:: Фрагмент текста ::

Я написал два хороших рассказа, спасибо мне. Многие годы я укорял себя в праздности, в растрачивании жизни по пустякам, в зарывании таланта в землю. И это все поделом. Но сегодня синие тени на снегу под соснами, ледовый хребет у залива, и я написал два хороших рассказа. Часов шесть кряду спал крепким сном. И я помирился с самим собой — на короткое время. Не вполне помирился, но все же... Синие тени на мартовском снегу.
Написал два рассказа, а снова взяться писать не могу. Не знаю, как взяться, за что, — и страшно, что не хватит времени. Вот это появилось в мои года: страшно мало осталось времени. Но куда оно делось? Совсем недавно его было так много, что оно мешало, в нем было просторно, опасно, как в большом пустом доме. А теперь стало тесно.
Склоняюсь к Антону Павловичу Чехову. Знаю, что он мне нужен именно сейчас. Читаю Чехова попеременно с Буниным... «Перекати-поле» — в этом чеховском рассказе сказано о нашем насущном больном вопросе больше, чем наговорено всей ныне пишущей братией. Чехов не был доктринером, он не воздвиг гору догм, он не был мессией. Он свои мысли о том, что до́лжно и что не до́лжно (главное — что есть), не выносил «во главу угла», — рассыпал, засеял ими всю свою прозу.
Прочел «Старый дом» — тоска чеховская, у Бунина она невозможна. Тоска — умом, не плотью. Бунин если тоскует, то плотью.
Природа: воздух, море, ледовый хребет, песок на проталинах, синие тени на снегу, белая, голубоватая пустота ледяного покрова на море — это тоже Искусство. Оно помогает мне отъединиться от «не я».

:::

▶ _Список заданий_:
a: Перечислите всё, что в последнем абзаце фрагмента текста названо природой.
b: Ответьте по фрагменту текста:
(i) Сколько рассказов было написано?
(ii) Сколько часов кряду длился крепкий сон?
(iii) С чьей прозой попеременно читается Чехов?
c: Перепишите из фрагмента текста отрывок между словами «Я написал два хороших рассказа, спасибо» и «теперь стало тесно.» включительно.

:: Фрагменты данных ::

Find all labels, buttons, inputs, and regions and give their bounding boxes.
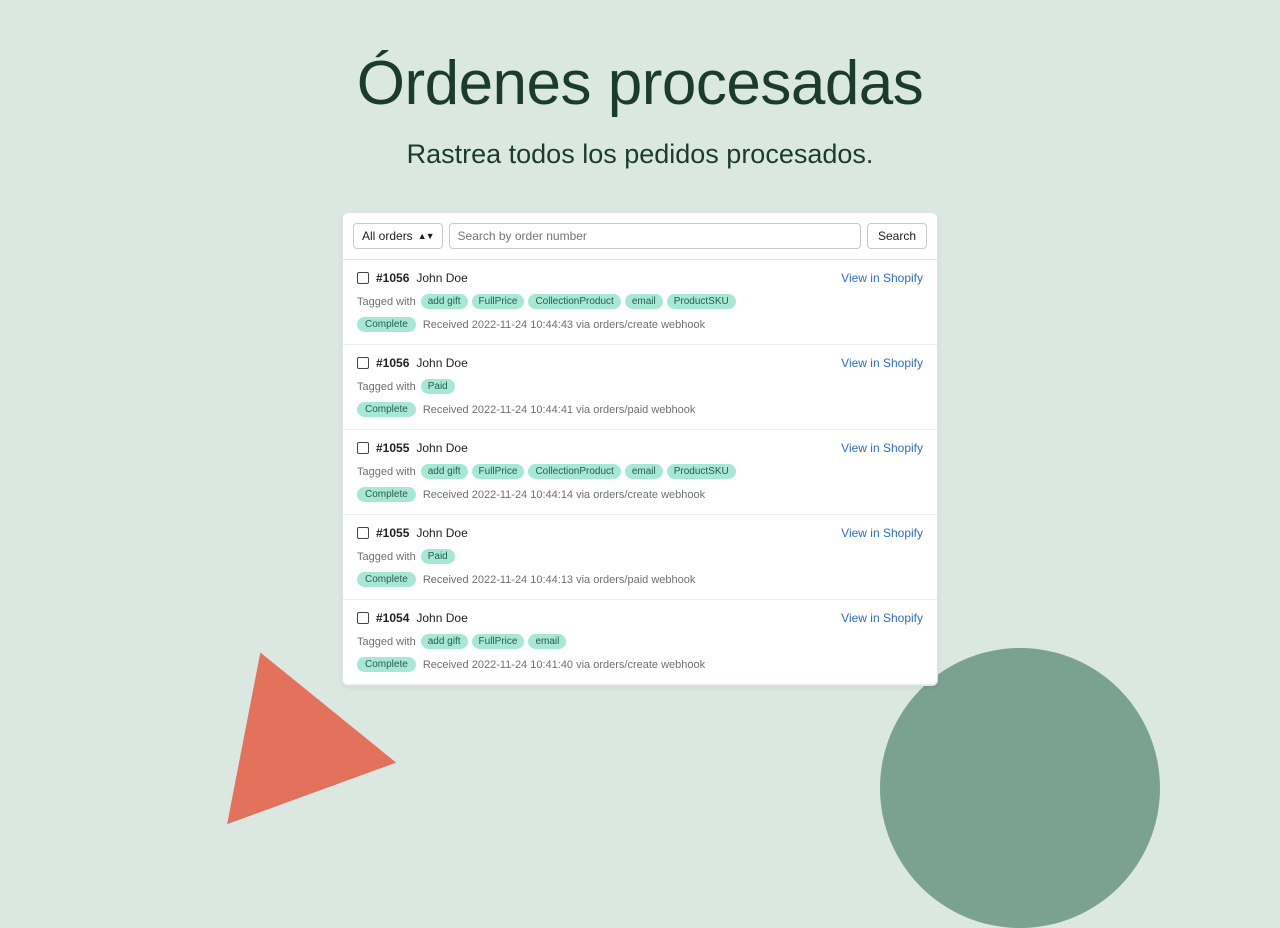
view-in-shopify-link[interactable]: View in Shopify — [841, 356, 923, 370]
tagged-with-label: Tagged with — [357, 636, 416, 648]
tag-pill: add gift — [421, 464, 468, 479]
status-badge: Complete — [357, 657, 416, 672]
tag-pill: FullPrice — [472, 294, 525, 309]
tag-pill: Paid — [421, 379, 455, 394]
order-checkbox[interactable] — [357, 527, 369, 539]
tag-pill: FullPrice — [472, 464, 525, 479]
page-subtitle: Rastrea todos los pedidos procesados. — [0, 139, 1280, 170]
tag-pill: add gift — [421, 634, 468, 649]
tag-pill: email — [625, 464, 663, 479]
tagged-with-label: Tagged with — [357, 466, 416, 478]
received-text: Received 2022-11-24 10:44:13 via orders/… — [423, 574, 696, 586]
view-in-shopify-link[interactable]: View in Shopify — [841, 441, 923, 455]
status-row: Complete Received 2022-11-24 10:41:40 via… — [357, 657, 923, 672]
order-number: #1055 — [376, 441, 409, 455]
sort-icon: ▲▼ — [418, 232, 434, 241]
tag-pill: ProductSKU — [667, 464, 736, 479]
search-input[interactable] — [449, 223, 861, 249]
order-number: #1054 — [376, 611, 409, 625]
status-row: Complete Received 2022-11-24 10:44:41 via… — [357, 402, 923, 417]
tag-pill: email — [528, 634, 566, 649]
order-item: #1056 John Doe View in Shopify Tagged with P… — [343, 345, 937, 430]
status-badge: Complete — [357, 572, 416, 587]
tags-row: Tagged with Paid — [357, 549, 923, 564]
order-item: #1054 John Doe View in Shopify Tagged with a… — [343, 600, 937, 685]
order-checkbox[interactable] — [357, 357, 369, 369]
order-customer-name: John Doe — [416, 271, 467, 285]
order-customer-name: John Doe — [416, 356, 467, 370]
tag-pill: CollectionProduct — [528, 464, 620, 479]
received-text: Received 2022-11-24 10:44:14 via orders/… — [423, 489, 705, 501]
order-head: #1056 John Doe View in Shopify — [357, 356, 923, 370]
order-item: #1055 John Doe View in Shopify Tagged with P… — [343, 515, 937, 600]
view-in-shopify-link[interactable]: View in Shopify — [841, 271, 923, 285]
tag-pill: Paid — [421, 549, 455, 564]
search-button[interactable]: Search — [867, 223, 927, 249]
tags-row: Tagged with add gift FullPriceCollectionPr… — [357, 464, 923, 479]
status-row: Complete Received 2022-11-24 10:44:43 via… — [357, 317, 923, 332]
tags-row: Tagged with Paid — [357, 379, 923, 394]
order-list: #1056 John Doe View in Shopify Tagged with a… — [343, 260, 937, 685]
tag-pill: add gift — [421, 294, 468, 309]
received-text: Received 2022-11-24 10:44:41 via orders/… — [423, 404, 696, 416]
page-title: Órdenes procesadas — [0, 48, 1280, 119]
view-in-shopify-link[interactable]: View in Shopify — [841, 526, 923, 540]
tag-pill: email — [625, 294, 663, 309]
tag-pill: CollectionProduct — [528, 294, 620, 309]
order-head: #1054 John Doe View in Shopify — [357, 611, 923, 625]
orders-panel: All orders ▲▼ Search #1056 John Doe View i… — [342, 212, 938, 686]
tags-row: Tagged with add gift FullPriceemail — [357, 634, 923, 649]
tagged-with-label: Tagged with — [357, 296, 416, 308]
order-checkbox[interactable] — [357, 272, 369, 284]
order-checkbox[interactable] — [357, 612, 369, 624]
order-number: #1056 — [376, 356, 409, 370]
toolbar: All orders ▲▼ Search — [343, 213, 937, 260]
received-text: Received 2022-11-24 10:41:40 via orders/… — [423, 659, 705, 671]
tags-row: Tagged with add gift FullPriceCollectionPr… — [357, 294, 923, 309]
order-number: #1056 — [376, 271, 409, 285]
view-in-shopify-link[interactable]: View in Shopify — [841, 611, 923, 625]
status-row: Complete Received 2022-11-24 10:44:13 via… — [357, 572, 923, 587]
filter-select[interactable]: All orders ▲▼ — [353, 223, 443, 249]
order-customer-name: John Doe — [416, 526, 467, 540]
status-badge: Complete — [357, 487, 416, 502]
order-customer-name: John Doe — [416, 441, 467, 455]
filter-label: All orders — [362, 229, 413, 243]
status-badge: Complete — [357, 402, 416, 417]
order-number: #1055 — [376, 526, 409, 540]
tagged-with-label: Tagged with — [357, 551, 416, 563]
order-head: #1056 John Doe View in Shopify — [357, 271, 923, 285]
tag-pill: ProductSKU — [667, 294, 736, 309]
order-head: #1055 John Doe View in Shopify — [357, 441, 923, 455]
tagged-with-label: Tagged with — [357, 381, 416, 393]
status-badge: Complete — [357, 317, 416, 332]
status-row: Complete Received 2022-11-24 10:44:14 via… — [357, 487, 923, 502]
order-item: #1056 John Doe View in Shopify Tagged with a… — [343, 260, 937, 345]
tag-pill: FullPrice — [472, 634, 525, 649]
order-checkbox[interactable] — [357, 442, 369, 454]
received-text: Received 2022-11-24 10:44:43 via orders/… — [423, 319, 705, 331]
order-item: #1055 John Doe View in Shopify Tagged with a… — [343, 430, 937, 515]
circle-decoration — [880, 648, 1160, 928]
order-head: #1055 John Doe View in Shopify — [357, 526, 923, 540]
order-customer-name: John Doe — [416, 611, 467, 625]
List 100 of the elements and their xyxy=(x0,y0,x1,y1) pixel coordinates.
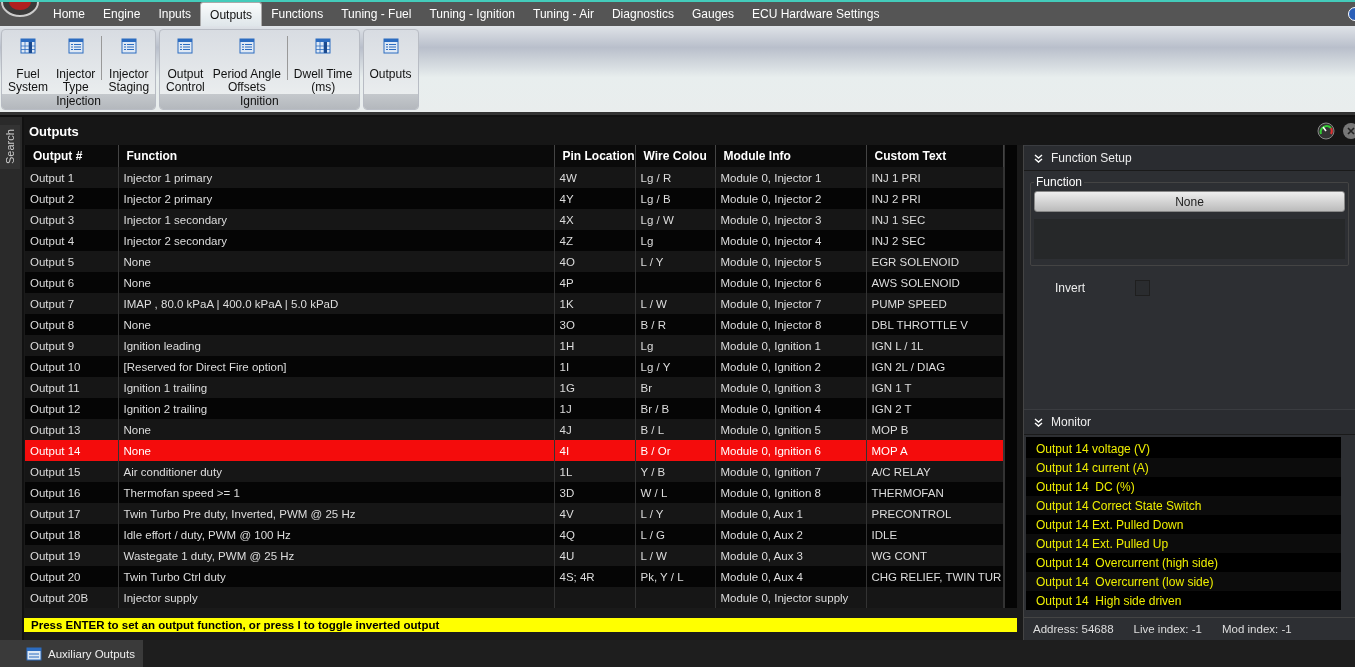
column-header[interactable]: Function xyxy=(118,145,554,167)
table-row[interactable]: Output 16 Thermofan speed >= 1 3D W / L Module 0, Ignition 8 THERMOFAN xyxy=(25,482,1003,503)
menu-tab[interactable]: Gauges xyxy=(683,2,743,26)
ribbon-button[interactable]: Injector Staging xyxy=(104,30,154,94)
monitor-item[interactable]: Output 14 Ext. Pulled Down xyxy=(1036,517,1184,532)
table-cell: Module 0, Injector 4 xyxy=(720,234,822,247)
table-cell: 4W xyxy=(559,171,577,184)
table-cell: Output 3 xyxy=(30,213,75,226)
table-cell: W / L xyxy=(640,486,668,499)
table-row[interactable]: Output 12 Ignition 2 trailing 1J Br / B Module 0, Ignition 4 IGN 2 T xyxy=(25,398,1003,419)
ribbon-button[interactable]: Dwell Time (ms) xyxy=(289,30,357,94)
table-row[interactable]: Output 13 None 4J B / L Module 0, Ignition 5 MOP B xyxy=(25,419,1003,440)
ribbon-button[interactable]: Period Angle Offsets xyxy=(208,30,285,94)
menu-tab[interactable]: Functions xyxy=(262,2,333,26)
gauge-icon[interactable] xyxy=(1317,122,1335,140)
table-cell: 1H xyxy=(559,339,575,352)
table-row[interactable]: Output 7 IMAP , 80.0 kPaA | 400.0 kPaA | 5.0 kPaD 1K L / W Module 0, Injector 7 PUMP SPEED xyxy=(25,293,1003,314)
table-cell: Output 5 xyxy=(30,255,75,268)
status-text: Live index: -1 xyxy=(1133,623,1202,635)
table-row[interactable]: Output 8 None 3O B / R Module 0, Injector 8 DBL THROTTLE V xyxy=(25,314,1003,335)
status-text: Address: 54688 xyxy=(1033,623,1114,635)
menu-tab[interactable]: Tuning - Ignition xyxy=(420,2,525,26)
table-row[interactable]: Output 9 Ignition leading 1H Lg Module 0, Ignition 1 IGN L / 1L xyxy=(25,335,1003,356)
menu-tab[interactable]: Inputs xyxy=(149,2,201,26)
column-header[interactable]: Output # xyxy=(25,145,118,167)
table-cell: Ignition 1 trailing xyxy=(123,381,208,394)
menu-tab[interactable]: Engine xyxy=(94,2,150,26)
table-row[interactable]: Output 19 Wastegate 1 duty, PWM @ 25 Hz 4U L / W Module 0, Aux 3 WG CONT xyxy=(25,545,1003,566)
monitor-item[interactable]: Output 14 High side driven xyxy=(1036,593,1182,608)
table-row[interactable]: Output 17 Twin Turbo Pre duty, Inverted, PWM @ 25 Hz 4V L / Y Module 0, Aux 1 PRECONTROL xyxy=(25,503,1003,524)
table-row[interactable]: Output 15 Air conditioner duty 1L Y / B Module 0, Ignition 7 A/C RELAY xyxy=(25,461,1003,482)
table-row[interactable]: Output 14 None 4I B / Or Module 0, Ignition 6 MOP A xyxy=(25,440,1003,461)
table-cell: 4O xyxy=(559,255,575,268)
table-cell: L / G xyxy=(640,528,665,541)
column-header[interactable]: Wire Colou xyxy=(635,145,715,167)
search-tab[interactable]: Search xyxy=(0,125,20,169)
table-row[interactable]: Output 18 Idle effort / duty, PWM @ 100 Hz 4Q L / G Module 0, Aux 2 IDLE xyxy=(25,524,1003,545)
collapse-icon[interactable] xyxy=(1034,417,1043,427)
table-cell: Output 20B xyxy=(30,591,89,604)
table-cell: Output 6 xyxy=(30,276,75,289)
table-cell: Injector 1 secondary xyxy=(123,213,228,226)
table-cell: Module 0, Ignition 5 xyxy=(720,423,821,436)
table-row[interactable]: Output 20 Twin Turbo Ctrl duty 4S; 4R Pk, Y / L Module 0, Aux 4 CHG RELIEF, TWIN TUR xyxy=(25,566,1003,587)
table-cell: IGN 2 T xyxy=(871,402,912,415)
function-button[interactable]: None xyxy=(1034,191,1345,212)
table-cell: Lg xyxy=(640,339,654,352)
ribbon-button[interactable]: Injector Type xyxy=(52,30,100,94)
section-title: Function Setup xyxy=(1051,151,1132,165)
table-cell: CHG RELIEF, TWIN TUR xyxy=(871,570,1002,583)
table-cell: 1J xyxy=(559,402,572,415)
close-icon[interactable] xyxy=(1341,122,1355,140)
table-cell: Lg / W xyxy=(640,213,674,226)
collapse-icon[interactable] xyxy=(1034,153,1043,163)
table-cell: Output 7 xyxy=(30,297,75,310)
list-icon xyxy=(120,38,137,54)
menu-tab[interactable]: Tuning - Air xyxy=(524,2,603,26)
table-cell: Lg / B xyxy=(640,192,671,205)
table-cell: IMAP , 80.0 kPaA | 400.0 kPaA | 5.0 kPaD xyxy=(123,297,339,310)
table-cell: 3D xyxy=(559,486,575,499)
table-cell: Output 2 xyxy=(30,192,75,205)
column-header[interactable]: Pin Location xyxy=(554,145,635,167)
table-cell: Y / B xyxy=(640,465,666,478)
table-cell: Lg xyxy=(640,234,654,247)
table-cell: AWS SOLENOID xyxy=(871,276,960,289)
menu-tab[interactable]: Diagnostics xyxy=(602,2,683,26)
list-icon xyxy=(177,38,194,54)
column-header[interactable]: Module Info xyxy=(715,145,866,167)
table-row[interactable]: Output 5 None 4O L / Y Module 0, Injector 5 EGR SOLENOID xyxy=(25,251,1003,272)
menu-tab[interactable]: Outputs xyxy=(200,2,263,26)
monitor-item[interactable]: Output 14 voltage (V) xyxy=(1036,441,1151,456)
table-cell: WG CONT xyxy=(871,549,928,562)
table-row[interactable]: Output 2 Injector 2 primary 4Y Lg / B Module 0, Injector 2 INJ 2 PRI xyxy=(25,188,1003,209)
ribbon-button[interactable]: Fuel System xyxy=(4,30,52,94)
table-cell: Module 0, Injector 3 xyxy=(720,213,822,226)
table-row[interactable]: Output 10 [Reserved for Direct Fire option] 1I Lg / Y Module 0, Ignition 2 IGN 2L / DIAG xyxy=(25,356,1003,377)
ribbon-button[interactable]: Output Control xyxy=(162,30,209,94)
menu-tab[interactable]: Home xyxy=(44,2,94,26)
table-row[interactable]: Output 3 Injector 1 secondary 4X Lg / W Module 0, Injector 3 INJ 1 SEC xyxy=(25,209,1003,230)
table-cell: None xyxy=(123,423,151,436)
menu-tab[interactable]: ECU Hardware Settings xyxy=(743,2,889,26)
table-row[interactable]: Output 1 Injector 1 primary 4W Lg / R Module 0, Injector 1 INJ 1 PRI xyxy=(25,167,1003,188)
bottom-tab[interactable]: Auxiliary Outputs xyxy=(0,640,143,667)
section-title: Monitor xyxy=(1051,415,1091,429)
table-row[interactable]: Output 4 Injector 2 secondary 4Z Lg Module 0, Injector 4 INJ 2 SEC xyxy=(25,230,1003,251)
table-cell: PRECONTROL xyxy=(871,507,952,520)
table-row[interactable]: Output 6 None 4P Module 0, Injector 6 AWS SOLENOID xyxy=(25,272,1003,293)
monitor-item[interactable]: Output 14 Overcurrent (high side) xyxy=(1036,555,1219,570)
table-cell: Output 15 xyxy=(30,465,81,478)
menu-tab[interactable]: Tuning - Fuel xyxy=(332,2,421,26)
column-header[interactable]: Custom Text xyxy=(866,145,1003,167)
panel-title: Outputs xyxy=(29,123,80,139)
table-row[interactable]: Output 11 Ignition 1 trailing 1G Br Module 0, Ignition 3 IGN 1 T xyxy=(25,377,1003,398)
table-cell: Module 0, Injector supply xyxy=(720,591,849,604)
table-row[interactable]: Output 20B Injector supply Module 0, Injector supply xyxy=(25,587,1003,608)
table-cell: None xyxy=(123,276,151,289)
table-cell: Thermofan speed >= 1 xyxy=(123,486,240,499)
ribbon-button[interactable]: Outputs xyxy=(365,30,416,94)
table-cell: PUMP SPEED xyxy=(871,297,947,310)
table-cell: MOP A xyxy=(871,444,908,457)
monitor-item[interactable]: Output 14 DC (%) xyxy=(1036,479,1135,494)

:::

▶ _Письменные ответы_:
a: Воздух; море; ледовый хребет; песок на проталинах; синие тени на снегу; белая, голубоватая пустота ледяного покрова на море.

b:
(i) Два.
(ii) Часов шесть.
(iii) С прозой Бунина.

c:
Я написал два хороших рассказа, спасибо мне. Многие годы я укорял себя в праздности, в растрачивании жизни по пустякам, в зарывании таланта в землю. И это все поделом. Но сегодня синие тени на снегу под соснами, ледовый хребет у залива, и я написал два хороших рассказа. Часов шесть кряду спал крепким сном. И я помирился с самим собой — на короткое время. Не вполне помирился, но все же... Синие тени на мартовском снегу.
Написал два рассказа, а снова взяться писать не могу. Не знаю, как взяться, за что, — и страшно, что не хватит времени. Вот это появилось в мои года: страшно мало осталось времени. Но куда оно делось? Совсем недавно его было так много, что оно мешало, в нем было просторно, опасно, как в большом пустом доме. А теперь стало тесно.